**TASK:** Restate each entry word for word, leaving nothing out.

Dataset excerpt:

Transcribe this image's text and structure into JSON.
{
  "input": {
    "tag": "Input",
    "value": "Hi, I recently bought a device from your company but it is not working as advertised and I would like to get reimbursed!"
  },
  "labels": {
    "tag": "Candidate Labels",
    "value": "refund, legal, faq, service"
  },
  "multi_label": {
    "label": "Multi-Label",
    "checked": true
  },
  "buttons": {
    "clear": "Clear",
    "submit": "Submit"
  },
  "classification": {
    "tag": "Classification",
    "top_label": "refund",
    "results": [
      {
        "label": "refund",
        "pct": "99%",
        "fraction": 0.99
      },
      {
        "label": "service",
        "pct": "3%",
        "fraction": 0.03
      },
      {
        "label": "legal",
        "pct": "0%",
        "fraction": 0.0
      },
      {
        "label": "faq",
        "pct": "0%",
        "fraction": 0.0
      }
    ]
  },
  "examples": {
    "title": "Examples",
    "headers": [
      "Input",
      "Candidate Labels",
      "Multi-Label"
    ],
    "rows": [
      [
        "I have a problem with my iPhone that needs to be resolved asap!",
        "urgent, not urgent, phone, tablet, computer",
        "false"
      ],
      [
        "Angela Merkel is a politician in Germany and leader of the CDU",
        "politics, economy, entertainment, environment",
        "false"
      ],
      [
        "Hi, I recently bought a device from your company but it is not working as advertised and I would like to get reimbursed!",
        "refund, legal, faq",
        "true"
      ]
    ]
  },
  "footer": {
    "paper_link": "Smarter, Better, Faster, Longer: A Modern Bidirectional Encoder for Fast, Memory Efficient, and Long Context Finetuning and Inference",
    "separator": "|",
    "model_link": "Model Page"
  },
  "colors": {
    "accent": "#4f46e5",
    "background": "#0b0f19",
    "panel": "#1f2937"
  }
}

**SOLUTION TO THIS EXERCISE:**
Transcribe this image's text and structure into JSON.
{
  "input": {
    "tag": "Input",
    "value": "Hi, I recently bought a device from your company but it is not working as advertised and I would like to get reimbursed!"
  },
  "labels": {
    "tag": "Candidate Labels",
    "value": "refund, legal, faq, service"
  },
  "multi_label": {
    "label": "Multi-Label",
    "checked": true
  },
  "buttons": {
    "clear": "Clear",
    "submit": "Submit"
  },
  "classification": {
    "tag": "Classification",
    "top_label": "refund",
    "results": [
      {
        "label": "refund",
        "pct": "99%",
        "fraction": 0.99
      },
      {
        "label": "service",
        "pct": "3%",
        "fraction": 0.03
      },
      {
        "label": "legal",
        "pct": "0%",
        "fraction": 0.0
      },
      {
        "label": "faq",
        "pct": "0%",
        "fraction": 0.0
      }
    ]
  },
  "examples": {
    "title": "Examples",
    "headers": [
      "Input",
      "Candidate Labels",
      "Multi-Label"
    ],
    "rows": [
      [
        "I have a problem with my iPhone that needs to be resolved asap!",
        "urgent, not urgent, phone, tablet, computer",
        "false"
      ],
      [
        "Angela Merkel is a politician in Germany and leader of the CDU",
        "politics, economy, entertainment, environment",
        "false"
      ],
      [
        "Hi, I recently bought a device from your company but it is not working as advertised and I would like to get reimbursed!",
        "refund, legal, faq",
        "true"
      ]
    ]
  },
  "footer": {
    "paper_link": "Smarter, Better, Faster, Longer: A Modern Bidirectional Encoder for Fast, Memory Efficient, and Long Context Finetuning and Inference",
    "separator": "|",
    "model_link": "Model Page"
  },
  "colors": {
    "accent": "#4f46e5",
    "background": "#0b0f19",
    "panel": "#1f2937"
  }
}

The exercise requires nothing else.